## PAGE EXCERPT
Virgin River is an American romantic drama streaming television series, produced by Reel World Management, filmed in British Columbia, Canada, and based on the Virgin River novels by Robyn Carr. The first season premiered on Netflix on December 6, 2019. In September 2021, the series was renewed for a fourth and fifth season. The fourth season was released on July 20, 2022.

Premise
Virgin River follows Melinda "Mel" Monroe, who answers an ad to work as a midwife and nurse practitioner in the remote Northern California town of Virgin River, thinking it will be the perfect place to start fresh and leave her painful memories behind. But she soon discovers that small-town living isn't quite as simple as she expected.

Cast

Main

 Alexandra Breckenridge as Melinda "Mel" Monroe, a nurse practitioner and midwife who recently moved to Virgin River from Los Angeles
 Martin Henderson as Jack Sheridan, a local bar owner and former U.S. Marine, who suffers from PTSD
 Colin Lawrence as John "Preacher" Middleton, a close Marine friend of Jack, who works as the chef at Jack's Bar
 Jenny Cooper as Joey Barnes (season 1; recurring season 2–present), Mel's older sister who lives in Los Angeles
 Lauren Hammersley as Charmaine Roberts, Jack's friend with benefits
 Annette O'Toole as Hope McCrea, the mayor of Virgin River
 Tim Matheson as Vernon "Doc" Mullins, the local physician
 Benjamin Hollingsworth as Dan Brady (season 2–present; "also starring", season 1), a fellow younger veteran who served in the Marines with Jack and is struggling to readjust to civilian life
 Grayson Gurnsey as Ricky (season 2–4; recurring season 1), a young man who works at Jack's Bar and wants to join the Marines as soon as he graduates from high school
 Sarah Dugdale as Lizzie (season 2–present), Connie's troublemaking niece from Los Angeles
 Zibby Allen as Brie Sheridan (season 3–present), Jack's sister
 Marco Grazzini as Mike Valenzuela (season 3–present; recurring season 2), a Marine friend of Jack's who works as a police detective
 Mark Ghanimé as Dr. Cameron Hayek (season 4–present), the new doctor at Doc's clinic
 Kai Bradbury as Denny Cutler (season 4–present; guest season 3), Doc's grandson

Recurring
 Daniel Gillies as Mark Monroe (also starring season 1; recurring season 3; guest seasons 2, 4), Mel's late husband who is shown in flashbacks
 Lexa Doig as Paige Lassiter (seasons 1, 4; guest season 2), the owner of a bakery truck named "Paige's Bakeaway"

## DATASET ENTRIES
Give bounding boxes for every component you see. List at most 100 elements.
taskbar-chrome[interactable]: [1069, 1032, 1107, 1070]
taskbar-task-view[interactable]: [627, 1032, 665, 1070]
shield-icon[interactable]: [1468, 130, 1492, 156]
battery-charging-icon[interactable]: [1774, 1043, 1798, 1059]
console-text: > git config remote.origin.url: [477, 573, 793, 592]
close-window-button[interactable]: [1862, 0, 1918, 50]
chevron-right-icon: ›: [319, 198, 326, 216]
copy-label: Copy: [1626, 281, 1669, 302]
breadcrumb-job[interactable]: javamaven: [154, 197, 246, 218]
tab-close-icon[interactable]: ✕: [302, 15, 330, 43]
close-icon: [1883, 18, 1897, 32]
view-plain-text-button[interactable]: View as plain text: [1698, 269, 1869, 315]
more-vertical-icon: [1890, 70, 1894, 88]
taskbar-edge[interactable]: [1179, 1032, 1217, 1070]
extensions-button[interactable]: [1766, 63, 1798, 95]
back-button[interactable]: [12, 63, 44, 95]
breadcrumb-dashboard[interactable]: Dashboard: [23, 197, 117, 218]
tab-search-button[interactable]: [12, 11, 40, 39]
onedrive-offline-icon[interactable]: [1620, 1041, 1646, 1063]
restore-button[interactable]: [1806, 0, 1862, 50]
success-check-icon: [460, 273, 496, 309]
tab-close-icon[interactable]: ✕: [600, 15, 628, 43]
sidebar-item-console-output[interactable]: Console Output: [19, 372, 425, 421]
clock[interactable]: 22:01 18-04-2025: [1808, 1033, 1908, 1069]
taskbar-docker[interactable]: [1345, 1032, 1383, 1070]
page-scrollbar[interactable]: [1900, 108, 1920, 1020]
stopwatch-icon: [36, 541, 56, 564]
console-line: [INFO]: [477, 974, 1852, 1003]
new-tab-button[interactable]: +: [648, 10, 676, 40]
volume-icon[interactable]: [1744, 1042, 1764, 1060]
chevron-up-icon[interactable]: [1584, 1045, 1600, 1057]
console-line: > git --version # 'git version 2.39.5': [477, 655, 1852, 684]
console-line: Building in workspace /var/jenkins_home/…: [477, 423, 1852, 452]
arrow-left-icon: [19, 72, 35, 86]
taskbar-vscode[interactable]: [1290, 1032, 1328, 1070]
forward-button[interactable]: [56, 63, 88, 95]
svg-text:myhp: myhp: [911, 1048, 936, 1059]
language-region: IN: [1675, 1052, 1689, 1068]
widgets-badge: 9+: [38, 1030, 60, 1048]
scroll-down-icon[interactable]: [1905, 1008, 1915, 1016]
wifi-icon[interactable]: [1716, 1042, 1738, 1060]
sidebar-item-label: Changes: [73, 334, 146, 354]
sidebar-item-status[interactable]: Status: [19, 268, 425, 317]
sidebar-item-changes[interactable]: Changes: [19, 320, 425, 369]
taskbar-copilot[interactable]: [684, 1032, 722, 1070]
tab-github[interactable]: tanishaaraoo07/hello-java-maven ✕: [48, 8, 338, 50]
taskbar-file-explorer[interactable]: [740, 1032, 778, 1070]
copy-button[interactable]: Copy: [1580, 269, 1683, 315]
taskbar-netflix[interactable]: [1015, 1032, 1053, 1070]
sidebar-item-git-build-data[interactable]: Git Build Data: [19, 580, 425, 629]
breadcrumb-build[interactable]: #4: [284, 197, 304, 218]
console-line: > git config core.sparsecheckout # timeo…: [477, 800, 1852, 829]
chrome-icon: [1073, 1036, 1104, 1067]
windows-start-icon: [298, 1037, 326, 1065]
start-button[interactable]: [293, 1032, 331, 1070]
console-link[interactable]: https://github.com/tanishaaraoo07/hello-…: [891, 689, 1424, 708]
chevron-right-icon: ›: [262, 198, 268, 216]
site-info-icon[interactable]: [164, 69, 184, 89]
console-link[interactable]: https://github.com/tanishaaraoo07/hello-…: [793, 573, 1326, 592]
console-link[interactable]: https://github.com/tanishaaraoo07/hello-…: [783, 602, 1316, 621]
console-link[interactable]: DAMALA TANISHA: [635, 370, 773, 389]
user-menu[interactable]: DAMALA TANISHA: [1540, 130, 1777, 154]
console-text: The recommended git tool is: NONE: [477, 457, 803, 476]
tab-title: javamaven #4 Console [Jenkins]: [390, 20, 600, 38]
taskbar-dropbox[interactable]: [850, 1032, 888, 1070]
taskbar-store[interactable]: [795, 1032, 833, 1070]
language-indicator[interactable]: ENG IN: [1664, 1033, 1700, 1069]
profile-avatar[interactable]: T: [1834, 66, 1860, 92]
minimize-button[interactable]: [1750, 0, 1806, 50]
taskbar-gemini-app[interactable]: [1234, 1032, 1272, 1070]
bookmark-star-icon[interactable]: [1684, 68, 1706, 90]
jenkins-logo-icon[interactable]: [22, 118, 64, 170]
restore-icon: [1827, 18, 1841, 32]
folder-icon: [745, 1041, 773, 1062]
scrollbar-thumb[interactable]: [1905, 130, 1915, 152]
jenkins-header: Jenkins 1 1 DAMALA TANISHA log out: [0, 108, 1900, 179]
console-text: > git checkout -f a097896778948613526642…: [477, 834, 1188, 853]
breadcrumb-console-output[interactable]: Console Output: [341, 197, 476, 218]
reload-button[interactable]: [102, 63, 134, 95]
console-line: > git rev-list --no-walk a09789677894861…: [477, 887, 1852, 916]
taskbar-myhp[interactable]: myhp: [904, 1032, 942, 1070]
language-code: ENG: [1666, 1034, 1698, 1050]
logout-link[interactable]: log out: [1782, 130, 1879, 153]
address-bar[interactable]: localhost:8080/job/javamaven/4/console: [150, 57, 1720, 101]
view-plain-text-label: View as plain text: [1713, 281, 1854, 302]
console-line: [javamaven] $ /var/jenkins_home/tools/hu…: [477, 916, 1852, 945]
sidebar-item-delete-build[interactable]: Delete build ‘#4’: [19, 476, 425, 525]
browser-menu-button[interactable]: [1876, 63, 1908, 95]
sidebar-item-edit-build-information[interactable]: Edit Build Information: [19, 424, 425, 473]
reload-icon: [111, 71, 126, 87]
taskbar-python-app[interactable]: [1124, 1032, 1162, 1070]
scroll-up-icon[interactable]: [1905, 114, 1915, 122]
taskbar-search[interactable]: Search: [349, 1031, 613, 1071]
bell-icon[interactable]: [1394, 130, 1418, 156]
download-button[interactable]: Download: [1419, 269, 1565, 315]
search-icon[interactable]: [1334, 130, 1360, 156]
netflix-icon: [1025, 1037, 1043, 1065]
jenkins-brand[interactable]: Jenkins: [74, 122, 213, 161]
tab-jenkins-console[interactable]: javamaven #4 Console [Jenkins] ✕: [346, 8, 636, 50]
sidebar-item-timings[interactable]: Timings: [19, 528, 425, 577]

## PARTS OF THE EXERCISE
A - Check each statement against the Virgin River overview and answer yes or no, quoting the words from the overview that settle it: (i) the series is filmed in Northern California; (ii) Hope McCrea is the mayor of Virgin River; (iii) Denny Cutler is Doc's son.
B - Extend the Virgin River overview, picking up after its final line.
The lines above come from a different source than the Virgin River overview.

## TASK-BY-TASK RESULTS
A -
(i) No: "filmed in British Columbia, Canada"
(ii) Yes: "Hope McCrea, the mayor of Virgin River"
(iii) No: "Doc's grandson"

B -
 Chase Petriw as Christopher Lassiter, Paige's son
 Lynda Boyd as Lilly (seasons 1–3; guest season 4), a friend of Connie and Hope
 Nicola Cavendish as Connie, one of Hope's friends who runs the town's general store and a member of Virgin River's knitting circle
 Ian Tracey as Jimmy (seasons 1–2; guest seasons 3–4), Calvin's right-hand man 
 David Cubitt as Calvin (seasons 1–2, 4; guest season 3), the man who runs the illegal pot farm on the other side of Virgin River
 Teryl Rothery as Muriel, an actress and a rival of Hope's and a member of Virgin River's knitting circle
 Gwynyth Walsh as Jo Ellen, a member of Virgin River's knitting circle who puts Mel up while her cabin is renovated
 Steve Bacic as Wes and Vince (season 2; guest seasons 3–4), Wes is Paige's estranged and abusive husband and Vince is his identical twin
 Carmel Amit as Jamie (season 2), a woman who was visiting Virgin River
 Chad Rook as Spencer (season 3; guest season 1)
 Patrick Sabongui as Todd Masry (season 3)
 Lucia Walters as Julia (seasons 3–4)
 Stacey Farber as Tara Anderson (seasons 3–present), Lilly's daughter
 Barbara Pollard as Melissa Montgomery (season 4)
 Kandyse McClure (season 5)

Episodes

Series overview

Season 1 (2019)

Season 2 (2020)

Season 3 (2021)

Season 4 (2022)

Production

Development
On September 27, 2018, it was announced that Netflix had given the production a series order for a first season consisting of ten episodes. The series was based on the Virgin River book series by Robyn Carr with executive producers: Sue Tenney, Roma Roth, and Chris Perry. Tenney was also set to serve as the series' showrunner with Reel World Management acting as the Production company involved in the series. On December 20, 2019, Netflix renewed the series for a 10-episode second season. On December 18, 2020, Netflix renewed the series for a 10-episode third season. On September 20, 2021, Netflix renewed the series for a 12-episode fourth and fifth season. On July 26 2022, it was reported that Patrick Sean Smith replaced Sue Tenney as showrunner.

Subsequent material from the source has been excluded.